• Stored data
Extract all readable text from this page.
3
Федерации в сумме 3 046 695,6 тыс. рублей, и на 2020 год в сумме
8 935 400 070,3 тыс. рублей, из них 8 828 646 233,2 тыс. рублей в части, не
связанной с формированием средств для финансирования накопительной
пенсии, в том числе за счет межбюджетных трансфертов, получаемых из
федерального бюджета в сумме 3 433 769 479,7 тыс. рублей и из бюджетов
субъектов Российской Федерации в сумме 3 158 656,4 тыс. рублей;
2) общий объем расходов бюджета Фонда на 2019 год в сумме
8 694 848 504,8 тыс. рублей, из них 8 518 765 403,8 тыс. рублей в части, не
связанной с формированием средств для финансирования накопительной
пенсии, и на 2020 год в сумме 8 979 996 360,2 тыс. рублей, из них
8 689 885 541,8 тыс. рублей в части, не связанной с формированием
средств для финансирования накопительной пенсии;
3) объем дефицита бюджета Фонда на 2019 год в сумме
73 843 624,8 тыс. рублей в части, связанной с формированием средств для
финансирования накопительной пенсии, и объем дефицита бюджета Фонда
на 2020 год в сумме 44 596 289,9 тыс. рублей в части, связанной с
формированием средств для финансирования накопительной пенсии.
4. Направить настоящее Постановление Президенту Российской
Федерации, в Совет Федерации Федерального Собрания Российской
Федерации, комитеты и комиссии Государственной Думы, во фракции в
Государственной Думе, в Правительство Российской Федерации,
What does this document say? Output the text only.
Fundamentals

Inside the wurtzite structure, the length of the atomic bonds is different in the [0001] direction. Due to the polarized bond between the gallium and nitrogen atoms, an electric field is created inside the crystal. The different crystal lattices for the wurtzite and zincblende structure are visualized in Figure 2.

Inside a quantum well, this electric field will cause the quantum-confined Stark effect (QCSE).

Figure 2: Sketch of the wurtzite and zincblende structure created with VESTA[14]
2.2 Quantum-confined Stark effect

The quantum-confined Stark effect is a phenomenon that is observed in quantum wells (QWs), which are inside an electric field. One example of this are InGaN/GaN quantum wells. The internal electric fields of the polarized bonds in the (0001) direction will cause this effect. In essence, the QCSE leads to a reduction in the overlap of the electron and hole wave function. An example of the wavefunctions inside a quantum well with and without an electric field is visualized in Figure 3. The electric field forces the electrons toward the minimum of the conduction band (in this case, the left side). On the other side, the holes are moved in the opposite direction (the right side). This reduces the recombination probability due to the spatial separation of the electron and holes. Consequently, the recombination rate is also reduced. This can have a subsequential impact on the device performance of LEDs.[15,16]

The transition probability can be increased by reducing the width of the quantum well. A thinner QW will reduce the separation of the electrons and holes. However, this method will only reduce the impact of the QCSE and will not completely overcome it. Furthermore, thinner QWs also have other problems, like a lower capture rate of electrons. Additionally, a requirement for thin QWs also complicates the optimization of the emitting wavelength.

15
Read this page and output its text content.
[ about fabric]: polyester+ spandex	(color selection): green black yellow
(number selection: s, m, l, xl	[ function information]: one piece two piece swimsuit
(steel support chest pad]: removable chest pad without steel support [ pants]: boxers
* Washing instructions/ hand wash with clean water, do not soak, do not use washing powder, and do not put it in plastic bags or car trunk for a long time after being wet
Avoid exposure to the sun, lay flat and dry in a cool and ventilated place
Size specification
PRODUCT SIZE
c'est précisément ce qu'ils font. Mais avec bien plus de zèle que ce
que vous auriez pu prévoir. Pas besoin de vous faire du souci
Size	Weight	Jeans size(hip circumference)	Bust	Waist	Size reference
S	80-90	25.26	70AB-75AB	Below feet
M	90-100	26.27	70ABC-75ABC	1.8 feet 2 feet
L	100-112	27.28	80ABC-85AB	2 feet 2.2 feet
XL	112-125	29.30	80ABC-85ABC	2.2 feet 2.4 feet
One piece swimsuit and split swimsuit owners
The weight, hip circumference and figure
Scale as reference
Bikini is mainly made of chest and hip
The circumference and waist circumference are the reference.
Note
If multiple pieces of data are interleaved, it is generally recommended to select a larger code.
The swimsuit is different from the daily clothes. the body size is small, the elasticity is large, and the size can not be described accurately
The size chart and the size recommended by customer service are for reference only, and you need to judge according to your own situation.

• What the exercise asks
Make an exact copy of the data above.

• Solution to this task
Extract all readable text from this page.
3
Федерации в сумме 3 046 695,6 тыс. рублей, и на 2020 год в сумме
8 935 400 070,3 тыс. рублей, из них 8 828 646 233,2 тыс. рублей в части, не
связанной с формированием средств для финансирования накопительной
пенсии, в том числе за счет межбюджетных трансфертов, получаемых из
федерального бюджета в сумме 3 433 769 479,7 тыс. рублей и из бюджетов
субъектов Российской Федерации в сумме 3 158 656,4 тыс. рублей;
2) общий объем расходов бюджета Фонда на 2019 год в сумме
8 694 848 504,8 тыс. рублей, из них 8 518 765 403,8 тыс. рублей в части, не
связанной с формированием средств для финансирования накопительной
пенсии, и на 2020 год в сумме 8 979 996 360,2 тыс. рублей, из них
8 689 885 541,8 тыс. рублей в части, не связанной с формированием
средств для финансирования накопительной пенсии;
3) объем дефицита бюджета Фонда на 2019 год в сумме
73 843 624,8 тыс. рублей в части, связанной с формированием средств для
финансирования накопительной пенсии, и объем дефицита бюджета Фонда
на 2020 год в сумме 44 596 289,9 тыс. рублей в части, связанной с
формированием средств для финансирования накопительной пенсии.
4. Направить настоящее Постановление Президенту Российской
Федерации, в Совет Федерации Федерального Собрания Российской
Федерации, комитеты и комиссии Государственной Думы, во фракции в
Государственной Думе, в Правительство Российской Федерации,
What does this document say? Output the text only.
Fundamentals

Inside the wurtzite structure, the length of the atomic bonds is different in the [0001] direction. Due to the polarized bond between the gallium and nitrogen atoms, an electric field is created inside the crystal. The different crystal lattices for the wurtzite and zincblende structure are visualized in Figure 2.

Inside a quantum well, this electric field will cause the quantum-confined Stark effect (QCSE).

Figure 2: Sketch of the wurtzite and zincblende structure created with VESTA[14]
2.2 Quantum-confined Stark effect

The quantum-confined Stark effect is a phenomenon that is observed in quantum wells (QWs), which are inside an electric field. One example of this are InGaN/GaN quantum wells. The internal electric fields of the polarized bonds in the (0001) direction will cause this effect. In essence, the QCSE leads to a reduction in the overlap of the electron and hole wave function. An example of the wavefunctions inside a quantum well with and without an electric field is visualized in Figure 3. The electric field forces the electrons toward the minimum of the conduction band (in this case, the left side). On the other side, the holes are moved in the opposite direction (the right side). This reduces the recombination probability due to the spatial separation of the electron and holes. Consequently, the recombination rate is also reduced. This can have a subsequential impact on the device performance of LEDs.[15,16]

The transition probability can be increased by reducing the width of the quantum well. A thinner QW will reduce the separation of the electrons and holes. However, this method will only reduce the impact of the QCSE and will not completely overcome it. Furthermore, thinner QWs also have other problems, like a lower capture rate of electrons. Additionally, a requirement for thin QWs also complicates the optimization of the emitting wavelength.

15
Read this page and output its text content.
[ about fabric]: polyester+ spandex	(color selection): green black yellow
(number selection: s, m, l, xl	[ function information]: one piece two piece swimsuit
(steel support chest pad]: removable chest pad without steel support [ pants]: boxers
* Washing instructions/ hand wash with clean water, do not soak, do not use washing powder, and do not put it in plastic bags or car trunk for a long time after being wet
Avoid exposure to the sun, lay flat and dry in a cool and ventilated place
Size specification
PRODUCT SIZE
c'est précisément ce qu'ils font. Mais avec bien plus de zèle que ce
que vous auriez pu prévoir. Pas besoin de vous faire du souci
Size	Weight	Jeans size(hip circumference)	Bust	Waist	Size reference
S	80-90	25.26	70AB-75AB	Below feet
M	90-100	26.27	70ABC-75ABC	1.8 feet 2 feet
L	100-112	27.28	80ABC-85AB	2 feet 2.2 feet
XL	112-125	29.30	80ABC-85ABC	2.2 feet 2.4 feet
One piece swimsuit and split swimsuit owners
The weight, hip circumference and figure
Scale as reference
Bikini is mainly made of chest and hip
The circumference and waist circumference are the reference.
Note
If multiple pieces of data are interleaved, it is generally recommended to select a larger code.
The swimsuit is different from the daily clothes. the body size is small, the elasticity is large, and the size can not be described accurately
The size chart and the size recommended by customer service are for reference only, and you need to judge according to your own situation.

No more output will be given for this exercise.